Keep the pictures out and restate every record exactly.
** BEGIN Items **
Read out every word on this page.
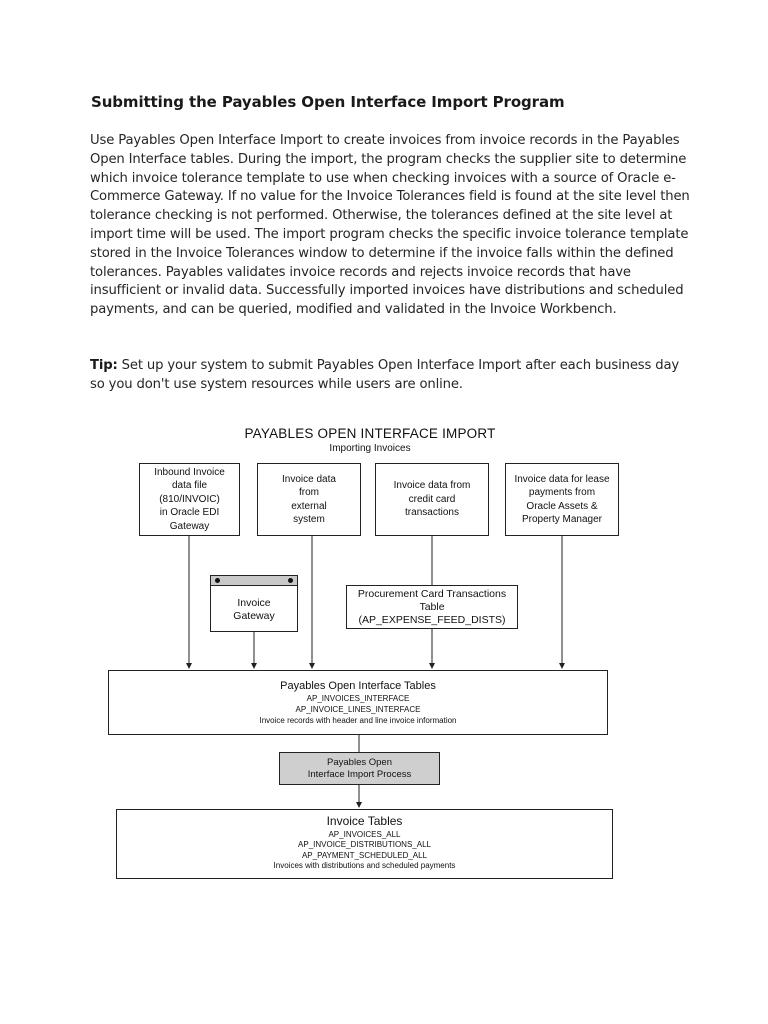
Submitting the Payables Open Interface Import Program
Use Payables Open Interface Import to create invoices from invoice records in the Payables Open Interface tables. During the import, the program checks the supplier site to determine which invoice tolerance template to use when checking invoices with a source of Oracle e-Commerce Gateway. If no value for the Invoice Tolerances field is found at the site level then tolerance checking is not performed. Otherwise, the tolerances defined at the site level at import time will be used. The import program checks the specific invoice tolerance template stored in the Invoice Tolerances window to determine if the invoice falls within the defined tolerances. Payables validates invoice records and rejects invoice records that have insufficient or invalid data. Successfully imported invoices have distributions and scheduled payments, and can be queried, modified and validated in the Invoice Workbench.
Tip: Set up your system to submit Payables Open Interface Import after each business day so you don't use system resources while users are online.
PAYABLES OPEN INTERFACE IMPORT
Importing Invoices
Inbound Invoice
data file
(810/INVOIC)
in Oracle EDI
Gateway
Invoice data
from
external
system
Invoice data from
credit card
transactions
Invoice data for lease
payments from
Oracle Assets &
Property Manager
Invoice
Gateway
Procurement Card Transactions
Table
(AP_EXPENSE_FEED_DISTS)
Payables Open Interface Tables
AP_INVOICES_INTERFACE
AP_INVOICE_LINES_INTERFACE
Invoice records with header and line invoice information
Payables Open
Interface Import Process
Invoice Tables
AP_INVOICES_ALL
AP_INVOICE_DISTRIBUTIONS_ALL
AP_PAYMENT_SCHEDULED_ALL
Invoices with distributions and scheduled payments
** END Items **
## The reply
Read out every word on this page.
Submitting the Payables Open Interface Import Program
Use Payables Open Interface Import to create invoices from invoice records in the Payables Open Interface tables. During the import, the program checks the supplier site to determine which invoice tolerance template to use when checking invoices with a source of Oracle e-Commerce Gateway. If no value for the Invoice Tolerances field is found at the site level then tolerance checking is not performed. Otherwise, the tolerances defined at the site level at import time will be used. The import program checks the specific invoice tolerance template stored in the Invoice Tolerances window to determine if the invoice falls within the defined tolerances. Payables validates invoice records and rejects invoice records that have insufficient or invalid data. Successfully imported invoices have distributions and scheduled payments, and can be queried, modified and validated in the Invoice Workbench.
Tip: Set up your system to submit Payables Open Interface Import after each business day so you don't use system resources while users are online.
PAYABLES OPEN INTERFACE IMPORT
Importing Invoices
Inbound Invoice
data file
(810/INVOIC)
in Oracle EDI
Gateway
Invoice data
from
external
system
Invoice data from
credit card
transactions
Invoice data for lease
payments from
Oracle Assets &
Property Manager
Invoice
Gateway
Procurement Card Transactions
Table
(AP_EXPENSE_FEED_DISTS)
Payables Open Interface Tables
AP_INVOICES_INTERFACE
AP_INVOICE_LINES_INTERFACE
Invoice records with header and line invoice information
Payables Open
Interface Import Process
Invoice Tables
AP_INVOICES_ALL
AP_INVOICE_DISTRIBUTIONS_ALL
AP_PAYMENT_SCHEDULED_ALL
Invoices with distributions and scheduled payments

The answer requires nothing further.